(Figure dataset records)
• • • • •
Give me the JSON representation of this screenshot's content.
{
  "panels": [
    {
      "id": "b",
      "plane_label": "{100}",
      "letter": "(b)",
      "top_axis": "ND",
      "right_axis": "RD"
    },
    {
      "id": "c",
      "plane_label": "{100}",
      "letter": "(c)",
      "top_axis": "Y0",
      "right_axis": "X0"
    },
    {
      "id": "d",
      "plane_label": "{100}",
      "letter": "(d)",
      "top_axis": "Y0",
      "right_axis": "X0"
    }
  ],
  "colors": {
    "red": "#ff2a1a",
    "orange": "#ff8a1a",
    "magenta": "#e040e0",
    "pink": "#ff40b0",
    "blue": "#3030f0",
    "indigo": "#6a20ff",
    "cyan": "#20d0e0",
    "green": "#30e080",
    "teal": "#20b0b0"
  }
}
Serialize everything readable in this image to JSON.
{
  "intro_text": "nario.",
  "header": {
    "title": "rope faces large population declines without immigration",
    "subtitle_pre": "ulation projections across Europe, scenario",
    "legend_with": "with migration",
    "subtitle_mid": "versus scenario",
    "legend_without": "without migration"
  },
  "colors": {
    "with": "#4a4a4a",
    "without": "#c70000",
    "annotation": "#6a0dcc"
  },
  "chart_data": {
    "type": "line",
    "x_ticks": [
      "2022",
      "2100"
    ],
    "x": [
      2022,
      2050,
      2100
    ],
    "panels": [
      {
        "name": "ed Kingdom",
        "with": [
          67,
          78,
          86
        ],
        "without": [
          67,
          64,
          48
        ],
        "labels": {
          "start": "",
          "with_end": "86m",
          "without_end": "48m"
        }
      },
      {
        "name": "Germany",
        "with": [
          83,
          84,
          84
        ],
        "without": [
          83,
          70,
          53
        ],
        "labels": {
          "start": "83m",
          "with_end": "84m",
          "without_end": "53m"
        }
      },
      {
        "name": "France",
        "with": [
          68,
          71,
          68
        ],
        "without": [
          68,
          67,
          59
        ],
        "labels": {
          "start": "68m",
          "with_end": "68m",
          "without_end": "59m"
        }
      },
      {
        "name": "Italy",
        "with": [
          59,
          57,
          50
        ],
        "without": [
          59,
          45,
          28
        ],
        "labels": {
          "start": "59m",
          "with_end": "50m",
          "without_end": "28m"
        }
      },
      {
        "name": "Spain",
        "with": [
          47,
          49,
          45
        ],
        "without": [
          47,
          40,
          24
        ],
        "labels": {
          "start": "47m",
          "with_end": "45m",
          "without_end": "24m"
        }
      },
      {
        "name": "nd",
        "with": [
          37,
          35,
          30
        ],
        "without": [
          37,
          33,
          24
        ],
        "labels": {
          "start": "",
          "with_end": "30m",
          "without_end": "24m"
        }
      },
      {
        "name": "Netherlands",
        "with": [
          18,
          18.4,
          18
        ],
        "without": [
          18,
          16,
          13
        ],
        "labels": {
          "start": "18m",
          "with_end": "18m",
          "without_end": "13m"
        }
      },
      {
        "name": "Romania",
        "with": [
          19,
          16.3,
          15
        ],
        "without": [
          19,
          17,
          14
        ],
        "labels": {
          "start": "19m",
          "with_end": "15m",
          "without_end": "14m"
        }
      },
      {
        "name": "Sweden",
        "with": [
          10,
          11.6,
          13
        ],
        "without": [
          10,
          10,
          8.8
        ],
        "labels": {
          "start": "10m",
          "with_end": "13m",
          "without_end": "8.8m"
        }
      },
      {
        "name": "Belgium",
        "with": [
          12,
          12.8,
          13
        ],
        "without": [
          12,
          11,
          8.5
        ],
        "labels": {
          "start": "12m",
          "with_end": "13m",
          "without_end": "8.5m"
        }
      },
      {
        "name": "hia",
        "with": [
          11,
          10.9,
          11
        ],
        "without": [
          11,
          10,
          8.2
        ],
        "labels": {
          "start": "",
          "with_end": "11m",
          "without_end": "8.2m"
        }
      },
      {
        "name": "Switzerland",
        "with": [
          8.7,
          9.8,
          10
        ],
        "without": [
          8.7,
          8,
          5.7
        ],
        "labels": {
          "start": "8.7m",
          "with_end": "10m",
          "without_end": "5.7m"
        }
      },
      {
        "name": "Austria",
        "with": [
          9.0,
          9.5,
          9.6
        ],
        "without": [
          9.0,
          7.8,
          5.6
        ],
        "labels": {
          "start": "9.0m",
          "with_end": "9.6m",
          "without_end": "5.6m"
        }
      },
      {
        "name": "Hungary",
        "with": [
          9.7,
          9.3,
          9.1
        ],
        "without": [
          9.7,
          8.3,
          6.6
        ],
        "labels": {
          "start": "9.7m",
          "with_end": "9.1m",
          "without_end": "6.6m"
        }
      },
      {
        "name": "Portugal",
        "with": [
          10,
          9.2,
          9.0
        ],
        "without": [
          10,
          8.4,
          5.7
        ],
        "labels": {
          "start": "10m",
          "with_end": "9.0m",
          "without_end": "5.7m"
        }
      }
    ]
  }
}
• • • • •
Reproduce the data in its entirety, matching each character.

> The completed task
Give me the JSON representation of this screenshot's content.
{
  "panels": [
    {
      "id": "b",
      "plane_label": "{100}",
      "letter": "(b)",
      "top_axis": "ND",
      "right_axis": "RD"
    },
    {
      "id": "c",
      "plane_label": "{100}",
      "letter": "(c)",
      "top_axis": "Y0",
      "right_axis": "X0"
    },
    {
      "id": "d",
      "plane_label": "{100}",
      "letter": "(d)",
      "top_axis": "Y0",
      "right_axis": "X0"
    }
  ],
  "colors": {
    "red": "#ff2a1a",
    "orange": "#ff8a1a",
    "magenta": "#e040e0",
    "pink": "#ff40b0",
    "blue": "#3030f0",
    "indigo": "#6a20ff",
    "cyan": "#20d0e0",
    "green": "#30e080",
    "teal": "#20b0b0"
  }
}
Serialize everything readable in this image to JSON.
{
  "intro_text": "nario.",
  "header": {
    "title": "rope faces large population declines without immigration",
    "subtitle_pre": "ulation projections across Europe, scenario",
    "legend_with": "with migration",
    "subtitle_mid": "versus scenario",
    "legend_without": "without migration"
  },
  "colors": {
    "with": "#4a4a4a",
    "without": "#c70000",
    "annotation": "#6a0dcc"
  },
  "chart_data": {
    "type": "line",
    "x_ticks": [
      "2022",
      "2100"
    ],
    "x": [
      2022,
      2050,
      2100
    ],
    "panels": [
      {
        "name": "ed Kingdom",
        "with": [
          67,
          78,
          86
        ],
        "without": [
          67,
          64,
          48
        ],
        "labels": {
          "start": "",
          "with_end": "86m",
          "without_end": "48m"
        }
      },
      {
        "name": "Germany",
        "with": [
          83,
          84,
          84
        ],
        "without": [
          83,
          70,
          53
        ],
        "labels": {
          "start": "83m",
          "with_end": "84m",
          "without_end": "53m"
        }
      },
      {
        "name": "France",
        "with": [
          68,
          71,
          68
        ],
        "without": [
          68,
          67,
          59
        ],
        "labels": {
          "start": "68m",
          "with_end": "68m",
          "without_end": "59m"
        }
      },
      {
        "name": "Italy",
        "with": [
          59,
          57,
          50
        ],
        "without": [
          59,
          45,
          28
        ],
        "labels": {
          "start": "59m",
          "with_end": "50m",
          "without_end": "28m"
        }
      },
      {
        "name": "Spain",
        "with": [
          47,
          49,
          45
        ],
        "without": [
          47,
          40,
          24
        ],
        "labels": {
          "start": "47m",
          "with_end": "45m",
          "without_end": "24m"
        }
      },
      {
        "name": "nd",
        "with": [
          37,
          35,
          30
        ],
        "without": [
          37,
          33,
          24
        ],
        "labels": {
          "start": "",
          "with_end": "30m",
          "without_end": "24m"
        }
      },
      {
        "name": "Netherlands",
        "with": [
          18,
          18.4,
          18
        ],
        "without": [
          18,
          16,
          13
        ],
        "labels": {
          "start": "18m",
          "with_end": "18m",
          "without_end": "13m"
        }
      },
      {
        "name": "Romania",
        "with": [
          19,
          16.3,
          15
        ],
        "without": [
          19,
          17,
          14
        ],
        "labels": {
          "start": "19m",
          "with_end": "15m",
          "without_end": "14m"
        }
      },
      {
        "name": "Sweden",
        "with": [
          10,
          11.6,
          13
        ],
        "without": [
          10,
          10,
          8.8
        ],
        "labels": {
          "start": "10m",
          "with_end": "13m",
          "without_end": "8.8m"
        }
      },
      {
        "name": "Belgium",
        "with": [
          12,
          12.8,
          13
        ],
        "without": [
          12,
          11,
          8.5
        ],
        "labels": {
          "start": "12m",
          "with_end": "13m",
          "without_end": "8.5m"
        }
      },
      {
        "name": "hia",
        "with": [
          11,
          10.9,
          11
        ],
        "without": [
          11,
          10,
          8.2
        ],
        "labels": {
          "start": "",
          "with_end": "11m",
          "without_end": "8.2m"
        }
      },
      {
        "name": "Switzerland",
        "with": [
          8.7,
          9.8,
          10
        ],
        "without": [
          8.7,
          8,
          5.7
        ],
        "labels": {
          "start": "8.7m",
          "with_end": "10m",
          "without_end": "5.7m"
        }
      },
      {
        "name": "Austria",
        "with": [
          9.0,
          9.5,
          9.6
        ],
        "without": [
          9.0,
          7.8,
          5.6
        ],
        "labels": {
          "start": "9.0m",
          "with_end": "9.6m",
          "without_end": "5.6m"
        }
      },
      {
        "name": "Hungary",
        "with": [
          9.7,
          9.3,
          9.1
        ],
        "without": [
          9.7,
          8.3,
          6.6
        ],
        "labels": {
          "start": "9.7m",
          "with_end": "9.1m",
          "without_end": "6.6m"
        }
      },
      {
        "name": "Portugal",
        "with": [
          10,
          9.2,
          9.0
        ],
        "without": [
          10,
          8.4,
          5.7
        ],
        "labels": {
          "start": "10m",
          "with_end": "9.0m",
          "without_end": "5.7m"
        }
      }
    ]
  }
}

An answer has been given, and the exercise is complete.